STATED TASK
Take from the listing each line that has the string "What".

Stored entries
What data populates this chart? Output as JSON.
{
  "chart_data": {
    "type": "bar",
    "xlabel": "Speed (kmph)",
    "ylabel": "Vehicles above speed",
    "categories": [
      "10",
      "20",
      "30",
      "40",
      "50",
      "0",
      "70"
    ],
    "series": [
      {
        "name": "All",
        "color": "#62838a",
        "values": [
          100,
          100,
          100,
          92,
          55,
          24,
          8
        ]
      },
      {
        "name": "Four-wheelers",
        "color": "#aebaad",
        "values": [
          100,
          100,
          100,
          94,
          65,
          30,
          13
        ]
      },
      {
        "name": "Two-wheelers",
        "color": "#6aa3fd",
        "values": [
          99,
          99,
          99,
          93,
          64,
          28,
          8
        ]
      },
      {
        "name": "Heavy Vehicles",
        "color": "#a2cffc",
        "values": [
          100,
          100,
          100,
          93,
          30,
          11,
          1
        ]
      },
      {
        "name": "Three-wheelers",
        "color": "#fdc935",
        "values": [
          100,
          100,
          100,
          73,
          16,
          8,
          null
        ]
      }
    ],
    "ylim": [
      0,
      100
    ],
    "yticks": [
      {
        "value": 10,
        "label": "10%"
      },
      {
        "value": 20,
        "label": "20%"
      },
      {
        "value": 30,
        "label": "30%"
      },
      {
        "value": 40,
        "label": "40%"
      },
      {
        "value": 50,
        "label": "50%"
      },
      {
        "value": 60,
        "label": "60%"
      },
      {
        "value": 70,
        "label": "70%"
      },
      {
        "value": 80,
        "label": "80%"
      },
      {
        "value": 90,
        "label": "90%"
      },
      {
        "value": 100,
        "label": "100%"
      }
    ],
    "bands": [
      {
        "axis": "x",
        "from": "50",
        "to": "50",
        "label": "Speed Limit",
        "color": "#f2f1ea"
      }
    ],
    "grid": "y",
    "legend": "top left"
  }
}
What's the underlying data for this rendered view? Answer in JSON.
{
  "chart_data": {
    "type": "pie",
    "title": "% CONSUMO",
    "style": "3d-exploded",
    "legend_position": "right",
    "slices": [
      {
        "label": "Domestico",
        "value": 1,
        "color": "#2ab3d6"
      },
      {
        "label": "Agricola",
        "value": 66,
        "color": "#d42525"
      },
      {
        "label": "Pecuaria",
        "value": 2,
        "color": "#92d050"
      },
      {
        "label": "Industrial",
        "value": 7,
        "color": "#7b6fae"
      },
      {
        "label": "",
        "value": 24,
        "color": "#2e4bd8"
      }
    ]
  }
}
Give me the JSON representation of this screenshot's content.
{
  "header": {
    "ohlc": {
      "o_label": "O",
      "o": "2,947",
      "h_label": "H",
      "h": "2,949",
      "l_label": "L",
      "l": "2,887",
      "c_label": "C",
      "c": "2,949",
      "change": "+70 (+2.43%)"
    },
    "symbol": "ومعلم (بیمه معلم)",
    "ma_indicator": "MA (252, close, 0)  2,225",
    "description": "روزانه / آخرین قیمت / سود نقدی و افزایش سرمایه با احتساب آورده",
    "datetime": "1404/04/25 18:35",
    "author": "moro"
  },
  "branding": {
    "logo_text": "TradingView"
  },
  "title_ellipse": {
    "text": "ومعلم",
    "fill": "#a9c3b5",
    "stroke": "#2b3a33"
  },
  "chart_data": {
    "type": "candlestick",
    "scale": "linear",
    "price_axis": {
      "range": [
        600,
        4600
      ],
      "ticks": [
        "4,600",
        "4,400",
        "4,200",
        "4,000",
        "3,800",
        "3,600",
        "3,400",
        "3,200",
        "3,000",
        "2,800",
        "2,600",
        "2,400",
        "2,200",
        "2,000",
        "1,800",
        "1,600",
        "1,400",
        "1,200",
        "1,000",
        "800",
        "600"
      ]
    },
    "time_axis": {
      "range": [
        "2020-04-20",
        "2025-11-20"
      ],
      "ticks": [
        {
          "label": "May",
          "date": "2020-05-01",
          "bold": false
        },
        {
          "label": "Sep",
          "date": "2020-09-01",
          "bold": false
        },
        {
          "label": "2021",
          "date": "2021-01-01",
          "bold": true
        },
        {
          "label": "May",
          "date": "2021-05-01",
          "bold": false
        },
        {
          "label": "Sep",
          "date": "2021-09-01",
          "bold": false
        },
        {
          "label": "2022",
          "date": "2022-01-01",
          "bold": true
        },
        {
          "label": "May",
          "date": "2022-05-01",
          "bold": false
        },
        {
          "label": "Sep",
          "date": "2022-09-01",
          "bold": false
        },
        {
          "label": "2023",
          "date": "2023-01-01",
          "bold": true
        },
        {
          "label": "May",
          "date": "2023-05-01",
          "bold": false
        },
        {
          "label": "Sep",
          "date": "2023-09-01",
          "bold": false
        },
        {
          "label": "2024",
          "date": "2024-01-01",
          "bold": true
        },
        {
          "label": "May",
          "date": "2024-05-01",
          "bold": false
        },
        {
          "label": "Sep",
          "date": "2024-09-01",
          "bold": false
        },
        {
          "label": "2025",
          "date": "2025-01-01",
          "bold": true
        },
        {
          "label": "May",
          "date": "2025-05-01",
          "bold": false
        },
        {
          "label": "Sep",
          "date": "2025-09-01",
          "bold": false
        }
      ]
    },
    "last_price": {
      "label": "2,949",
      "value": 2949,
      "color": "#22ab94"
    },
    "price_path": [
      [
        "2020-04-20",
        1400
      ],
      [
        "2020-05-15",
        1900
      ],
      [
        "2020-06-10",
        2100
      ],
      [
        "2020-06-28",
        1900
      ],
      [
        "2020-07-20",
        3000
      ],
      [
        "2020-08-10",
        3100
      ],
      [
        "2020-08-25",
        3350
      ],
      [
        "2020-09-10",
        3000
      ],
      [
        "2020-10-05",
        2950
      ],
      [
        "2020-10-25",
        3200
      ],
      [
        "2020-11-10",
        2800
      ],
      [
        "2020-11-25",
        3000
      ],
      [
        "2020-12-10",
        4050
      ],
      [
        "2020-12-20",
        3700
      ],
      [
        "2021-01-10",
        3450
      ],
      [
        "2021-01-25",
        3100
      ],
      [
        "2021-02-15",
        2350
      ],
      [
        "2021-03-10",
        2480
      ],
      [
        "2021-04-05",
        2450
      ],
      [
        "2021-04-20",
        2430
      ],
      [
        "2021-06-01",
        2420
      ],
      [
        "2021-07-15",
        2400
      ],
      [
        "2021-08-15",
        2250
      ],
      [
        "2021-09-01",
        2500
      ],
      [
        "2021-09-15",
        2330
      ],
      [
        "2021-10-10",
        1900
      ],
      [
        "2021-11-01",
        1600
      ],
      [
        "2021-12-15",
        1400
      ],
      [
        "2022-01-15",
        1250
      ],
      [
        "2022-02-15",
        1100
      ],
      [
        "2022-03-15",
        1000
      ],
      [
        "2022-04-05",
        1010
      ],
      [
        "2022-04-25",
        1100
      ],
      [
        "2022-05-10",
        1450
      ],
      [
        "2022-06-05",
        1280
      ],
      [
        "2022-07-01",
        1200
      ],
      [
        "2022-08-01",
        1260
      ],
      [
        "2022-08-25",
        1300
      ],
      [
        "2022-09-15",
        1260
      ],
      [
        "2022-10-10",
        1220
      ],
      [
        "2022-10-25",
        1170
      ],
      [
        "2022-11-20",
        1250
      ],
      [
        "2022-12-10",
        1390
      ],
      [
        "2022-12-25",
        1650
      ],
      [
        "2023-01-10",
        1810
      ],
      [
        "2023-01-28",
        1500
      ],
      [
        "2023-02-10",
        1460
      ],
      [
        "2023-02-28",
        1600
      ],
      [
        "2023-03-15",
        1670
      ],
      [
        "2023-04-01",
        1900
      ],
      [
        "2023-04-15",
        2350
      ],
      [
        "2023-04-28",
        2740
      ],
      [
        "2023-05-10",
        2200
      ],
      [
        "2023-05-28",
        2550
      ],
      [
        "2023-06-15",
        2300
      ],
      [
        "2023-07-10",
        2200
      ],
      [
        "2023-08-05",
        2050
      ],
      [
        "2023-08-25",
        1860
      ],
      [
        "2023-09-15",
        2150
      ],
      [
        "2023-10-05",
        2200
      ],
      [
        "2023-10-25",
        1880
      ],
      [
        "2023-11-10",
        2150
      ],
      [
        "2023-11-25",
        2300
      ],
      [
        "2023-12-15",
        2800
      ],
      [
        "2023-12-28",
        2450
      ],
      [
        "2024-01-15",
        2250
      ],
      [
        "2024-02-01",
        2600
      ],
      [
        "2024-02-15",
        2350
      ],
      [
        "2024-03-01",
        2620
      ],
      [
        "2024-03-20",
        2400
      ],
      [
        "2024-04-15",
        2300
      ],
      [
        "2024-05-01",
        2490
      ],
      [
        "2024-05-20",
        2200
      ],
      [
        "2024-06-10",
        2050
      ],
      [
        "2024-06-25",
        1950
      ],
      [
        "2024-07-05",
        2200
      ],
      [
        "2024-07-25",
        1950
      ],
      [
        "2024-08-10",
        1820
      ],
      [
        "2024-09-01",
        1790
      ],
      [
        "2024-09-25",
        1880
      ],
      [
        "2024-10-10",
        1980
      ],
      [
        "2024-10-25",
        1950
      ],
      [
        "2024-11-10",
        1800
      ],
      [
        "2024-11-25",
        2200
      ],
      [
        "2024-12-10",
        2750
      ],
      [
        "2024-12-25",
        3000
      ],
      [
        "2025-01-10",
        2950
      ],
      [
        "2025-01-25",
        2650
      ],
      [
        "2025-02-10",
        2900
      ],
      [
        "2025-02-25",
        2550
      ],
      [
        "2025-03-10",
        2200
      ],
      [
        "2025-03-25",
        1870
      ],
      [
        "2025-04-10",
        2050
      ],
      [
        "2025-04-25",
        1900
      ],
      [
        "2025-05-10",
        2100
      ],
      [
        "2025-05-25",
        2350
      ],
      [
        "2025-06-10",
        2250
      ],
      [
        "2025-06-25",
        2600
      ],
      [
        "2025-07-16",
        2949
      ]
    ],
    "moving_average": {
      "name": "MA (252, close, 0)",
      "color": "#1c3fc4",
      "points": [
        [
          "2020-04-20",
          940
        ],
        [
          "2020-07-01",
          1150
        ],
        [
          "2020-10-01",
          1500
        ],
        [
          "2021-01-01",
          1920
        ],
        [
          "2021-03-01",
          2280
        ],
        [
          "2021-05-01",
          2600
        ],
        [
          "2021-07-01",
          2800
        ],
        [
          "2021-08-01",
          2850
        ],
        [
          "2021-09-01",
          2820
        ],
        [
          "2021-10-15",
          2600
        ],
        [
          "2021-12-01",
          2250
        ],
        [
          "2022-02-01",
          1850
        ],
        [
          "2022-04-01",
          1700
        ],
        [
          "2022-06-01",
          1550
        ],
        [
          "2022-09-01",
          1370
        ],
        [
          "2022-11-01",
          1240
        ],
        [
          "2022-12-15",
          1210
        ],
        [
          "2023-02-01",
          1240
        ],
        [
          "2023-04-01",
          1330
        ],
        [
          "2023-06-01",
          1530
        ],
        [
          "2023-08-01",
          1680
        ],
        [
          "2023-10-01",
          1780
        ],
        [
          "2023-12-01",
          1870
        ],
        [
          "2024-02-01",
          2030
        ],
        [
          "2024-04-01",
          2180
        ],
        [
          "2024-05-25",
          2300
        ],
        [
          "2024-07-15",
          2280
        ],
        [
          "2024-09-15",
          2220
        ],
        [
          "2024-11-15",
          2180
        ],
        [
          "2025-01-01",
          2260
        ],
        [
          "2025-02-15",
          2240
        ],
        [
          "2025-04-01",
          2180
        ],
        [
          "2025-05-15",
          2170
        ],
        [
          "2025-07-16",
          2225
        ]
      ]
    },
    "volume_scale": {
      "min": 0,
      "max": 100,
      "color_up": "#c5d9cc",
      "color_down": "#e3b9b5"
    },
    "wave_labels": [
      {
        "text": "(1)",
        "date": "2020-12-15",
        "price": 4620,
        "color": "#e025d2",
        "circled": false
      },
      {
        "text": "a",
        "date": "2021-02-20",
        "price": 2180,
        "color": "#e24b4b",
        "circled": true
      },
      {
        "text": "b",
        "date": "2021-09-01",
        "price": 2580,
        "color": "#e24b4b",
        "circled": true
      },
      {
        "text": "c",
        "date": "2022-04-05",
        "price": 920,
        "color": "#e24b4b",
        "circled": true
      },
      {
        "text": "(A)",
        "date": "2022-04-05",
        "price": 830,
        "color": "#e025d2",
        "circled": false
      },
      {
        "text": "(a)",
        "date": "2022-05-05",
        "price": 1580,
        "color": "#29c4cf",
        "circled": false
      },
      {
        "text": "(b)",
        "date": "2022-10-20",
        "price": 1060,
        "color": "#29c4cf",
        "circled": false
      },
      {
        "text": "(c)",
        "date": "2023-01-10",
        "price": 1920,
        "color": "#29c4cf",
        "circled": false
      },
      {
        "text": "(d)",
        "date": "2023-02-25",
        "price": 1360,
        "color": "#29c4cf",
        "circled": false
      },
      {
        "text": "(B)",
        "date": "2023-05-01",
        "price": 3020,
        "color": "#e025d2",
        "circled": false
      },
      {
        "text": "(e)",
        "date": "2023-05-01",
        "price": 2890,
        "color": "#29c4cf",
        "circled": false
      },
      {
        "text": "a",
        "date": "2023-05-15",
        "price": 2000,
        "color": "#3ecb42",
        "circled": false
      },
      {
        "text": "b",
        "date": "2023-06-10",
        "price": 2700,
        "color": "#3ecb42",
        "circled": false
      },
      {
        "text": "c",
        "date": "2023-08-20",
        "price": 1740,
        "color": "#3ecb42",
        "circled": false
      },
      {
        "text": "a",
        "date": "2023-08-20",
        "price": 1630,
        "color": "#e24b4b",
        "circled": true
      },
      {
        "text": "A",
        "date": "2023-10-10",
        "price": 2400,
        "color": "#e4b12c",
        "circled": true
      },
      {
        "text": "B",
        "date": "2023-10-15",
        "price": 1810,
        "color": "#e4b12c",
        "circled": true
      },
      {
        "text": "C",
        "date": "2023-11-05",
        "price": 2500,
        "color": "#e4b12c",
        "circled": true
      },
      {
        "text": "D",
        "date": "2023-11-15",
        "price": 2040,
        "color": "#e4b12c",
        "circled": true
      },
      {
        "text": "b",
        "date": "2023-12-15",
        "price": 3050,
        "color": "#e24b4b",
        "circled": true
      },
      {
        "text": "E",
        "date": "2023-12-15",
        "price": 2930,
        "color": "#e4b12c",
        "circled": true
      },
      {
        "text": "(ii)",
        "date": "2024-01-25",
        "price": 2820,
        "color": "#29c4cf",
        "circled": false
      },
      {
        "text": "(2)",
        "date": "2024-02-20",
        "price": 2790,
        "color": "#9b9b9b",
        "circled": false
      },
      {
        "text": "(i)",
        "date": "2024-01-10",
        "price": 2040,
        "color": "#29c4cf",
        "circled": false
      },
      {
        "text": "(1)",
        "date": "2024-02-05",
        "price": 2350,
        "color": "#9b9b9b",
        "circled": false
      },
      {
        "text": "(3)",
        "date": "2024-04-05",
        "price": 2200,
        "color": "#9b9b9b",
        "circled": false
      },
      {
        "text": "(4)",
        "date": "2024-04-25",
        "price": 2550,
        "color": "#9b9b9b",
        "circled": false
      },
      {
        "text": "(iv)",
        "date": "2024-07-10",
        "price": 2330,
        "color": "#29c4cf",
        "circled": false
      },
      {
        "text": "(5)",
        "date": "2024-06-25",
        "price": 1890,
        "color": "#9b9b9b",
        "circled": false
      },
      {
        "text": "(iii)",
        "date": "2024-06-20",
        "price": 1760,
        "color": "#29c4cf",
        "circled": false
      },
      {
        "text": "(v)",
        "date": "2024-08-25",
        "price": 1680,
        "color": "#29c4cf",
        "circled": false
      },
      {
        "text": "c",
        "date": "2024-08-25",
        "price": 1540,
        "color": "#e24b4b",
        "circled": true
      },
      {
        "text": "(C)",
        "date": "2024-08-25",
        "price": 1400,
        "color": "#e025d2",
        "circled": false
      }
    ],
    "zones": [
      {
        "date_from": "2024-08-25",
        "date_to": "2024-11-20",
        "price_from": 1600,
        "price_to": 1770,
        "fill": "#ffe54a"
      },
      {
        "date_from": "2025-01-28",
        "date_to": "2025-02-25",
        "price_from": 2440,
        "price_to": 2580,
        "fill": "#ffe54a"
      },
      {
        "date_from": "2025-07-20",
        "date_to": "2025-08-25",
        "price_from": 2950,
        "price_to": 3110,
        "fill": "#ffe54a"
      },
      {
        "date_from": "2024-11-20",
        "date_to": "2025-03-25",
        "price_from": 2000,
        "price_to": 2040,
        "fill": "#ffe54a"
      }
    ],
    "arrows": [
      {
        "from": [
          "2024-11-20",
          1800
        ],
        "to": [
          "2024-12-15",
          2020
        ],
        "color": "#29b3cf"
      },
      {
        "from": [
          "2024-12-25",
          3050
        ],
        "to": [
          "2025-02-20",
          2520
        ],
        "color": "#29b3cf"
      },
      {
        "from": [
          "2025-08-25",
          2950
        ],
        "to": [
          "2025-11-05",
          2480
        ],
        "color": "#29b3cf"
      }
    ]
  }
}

WRITTEN ANSWER
What data populates this chart? Output as JSON.
What's the underlying data for this rendered view? Answer in JSON.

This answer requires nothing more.